* Excerpted text
** start **

And it’s not just the heart. Studies show a 46% increase in employee health care expenses overall, as well as a higher employee turnover rate, especially among women. A high turnover rates is a drain on any business — it costs both time and money to recruit and train new employees – but turnover can be mitigated by fair, reasonable bosses. 

Leaders on the cutting edge are realizing the benefits of cultivating a positive workplace. Unlimted PTO (paid time off), in-office perks, and company ethics that center around inclusion and compassion are all on the rise. These practices can lead to more successful businesses in the long run. 

It’s Not All About Money

Contrary to what many people assume, employees value happiness more than high salaries. It’s amazing that we need science to tell us that people really want to be happy while doing whatever it is they do for 40 hours a week, but here we are.

** end **

* Data supplied
** start **

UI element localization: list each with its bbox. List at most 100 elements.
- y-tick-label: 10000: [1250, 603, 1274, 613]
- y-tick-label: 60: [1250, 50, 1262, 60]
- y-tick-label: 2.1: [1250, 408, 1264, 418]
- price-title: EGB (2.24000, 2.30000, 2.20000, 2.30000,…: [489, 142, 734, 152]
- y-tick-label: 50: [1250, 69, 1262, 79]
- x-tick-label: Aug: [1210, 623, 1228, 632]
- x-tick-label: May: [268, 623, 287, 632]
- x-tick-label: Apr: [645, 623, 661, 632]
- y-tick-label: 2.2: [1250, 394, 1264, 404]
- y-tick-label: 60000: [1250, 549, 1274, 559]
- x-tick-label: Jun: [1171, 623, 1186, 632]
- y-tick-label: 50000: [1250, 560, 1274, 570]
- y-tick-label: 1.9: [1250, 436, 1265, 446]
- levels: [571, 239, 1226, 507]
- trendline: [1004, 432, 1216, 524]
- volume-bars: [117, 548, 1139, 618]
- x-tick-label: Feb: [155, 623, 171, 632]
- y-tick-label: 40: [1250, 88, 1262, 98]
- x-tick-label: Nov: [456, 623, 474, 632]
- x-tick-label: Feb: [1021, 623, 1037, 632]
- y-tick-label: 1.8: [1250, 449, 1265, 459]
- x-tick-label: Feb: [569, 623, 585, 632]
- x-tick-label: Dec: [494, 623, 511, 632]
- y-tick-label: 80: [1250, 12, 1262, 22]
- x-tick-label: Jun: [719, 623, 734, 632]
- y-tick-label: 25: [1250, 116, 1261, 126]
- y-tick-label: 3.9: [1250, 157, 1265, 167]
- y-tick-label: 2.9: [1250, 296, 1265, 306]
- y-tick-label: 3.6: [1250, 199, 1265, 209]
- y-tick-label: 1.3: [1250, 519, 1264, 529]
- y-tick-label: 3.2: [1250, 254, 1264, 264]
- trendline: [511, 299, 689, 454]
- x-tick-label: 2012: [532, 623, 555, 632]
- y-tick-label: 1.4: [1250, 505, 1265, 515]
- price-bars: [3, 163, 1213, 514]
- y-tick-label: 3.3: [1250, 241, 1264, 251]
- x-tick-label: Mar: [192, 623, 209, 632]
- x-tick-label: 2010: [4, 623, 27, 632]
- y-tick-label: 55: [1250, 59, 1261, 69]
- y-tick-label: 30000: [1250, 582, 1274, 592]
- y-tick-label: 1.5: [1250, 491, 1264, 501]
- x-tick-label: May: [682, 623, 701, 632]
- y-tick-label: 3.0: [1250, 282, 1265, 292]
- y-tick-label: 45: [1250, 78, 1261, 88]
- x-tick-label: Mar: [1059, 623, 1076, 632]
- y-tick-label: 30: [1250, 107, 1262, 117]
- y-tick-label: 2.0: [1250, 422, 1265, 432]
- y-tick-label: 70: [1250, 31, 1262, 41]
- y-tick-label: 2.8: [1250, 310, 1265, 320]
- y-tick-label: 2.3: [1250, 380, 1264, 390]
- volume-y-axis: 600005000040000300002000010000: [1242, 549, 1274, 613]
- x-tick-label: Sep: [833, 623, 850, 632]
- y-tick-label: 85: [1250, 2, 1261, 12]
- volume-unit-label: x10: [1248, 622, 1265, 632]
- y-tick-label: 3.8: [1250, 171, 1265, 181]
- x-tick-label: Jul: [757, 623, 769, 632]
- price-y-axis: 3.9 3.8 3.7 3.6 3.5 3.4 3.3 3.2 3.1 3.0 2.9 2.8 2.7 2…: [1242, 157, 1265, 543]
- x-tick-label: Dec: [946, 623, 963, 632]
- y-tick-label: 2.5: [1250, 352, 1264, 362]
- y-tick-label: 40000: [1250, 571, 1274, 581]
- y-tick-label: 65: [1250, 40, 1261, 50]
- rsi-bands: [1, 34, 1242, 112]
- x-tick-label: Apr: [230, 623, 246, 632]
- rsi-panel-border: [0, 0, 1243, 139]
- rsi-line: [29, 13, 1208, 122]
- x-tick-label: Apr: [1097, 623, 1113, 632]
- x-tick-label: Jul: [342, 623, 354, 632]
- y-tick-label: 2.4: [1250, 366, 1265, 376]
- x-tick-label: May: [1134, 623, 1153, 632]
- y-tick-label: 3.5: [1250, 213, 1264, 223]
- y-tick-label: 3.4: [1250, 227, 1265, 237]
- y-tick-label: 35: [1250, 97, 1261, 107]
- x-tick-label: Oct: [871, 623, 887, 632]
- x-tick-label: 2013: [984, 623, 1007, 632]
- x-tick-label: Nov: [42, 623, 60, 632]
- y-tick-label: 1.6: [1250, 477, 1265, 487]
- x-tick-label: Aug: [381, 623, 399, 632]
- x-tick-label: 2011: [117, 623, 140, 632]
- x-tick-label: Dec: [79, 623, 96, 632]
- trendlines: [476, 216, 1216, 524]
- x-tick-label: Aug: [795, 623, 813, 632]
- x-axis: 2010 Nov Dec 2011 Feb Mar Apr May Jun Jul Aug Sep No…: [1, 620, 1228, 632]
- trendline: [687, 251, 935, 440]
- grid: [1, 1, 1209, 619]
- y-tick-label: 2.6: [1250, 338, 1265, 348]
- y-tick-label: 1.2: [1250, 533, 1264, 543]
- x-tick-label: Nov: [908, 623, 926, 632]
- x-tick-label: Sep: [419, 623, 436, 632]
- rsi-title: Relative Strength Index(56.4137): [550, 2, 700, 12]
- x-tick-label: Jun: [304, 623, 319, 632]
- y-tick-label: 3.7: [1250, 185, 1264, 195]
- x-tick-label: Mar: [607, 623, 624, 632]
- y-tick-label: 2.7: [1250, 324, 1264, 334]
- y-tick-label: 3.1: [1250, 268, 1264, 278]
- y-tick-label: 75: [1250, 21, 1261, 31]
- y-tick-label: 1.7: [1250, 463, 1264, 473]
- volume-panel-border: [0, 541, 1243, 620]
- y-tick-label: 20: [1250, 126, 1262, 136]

** end **

* Directions
According to the workplace excerpt, by what percentage do employee health care expenses increase overall?

* Exercise answer
46%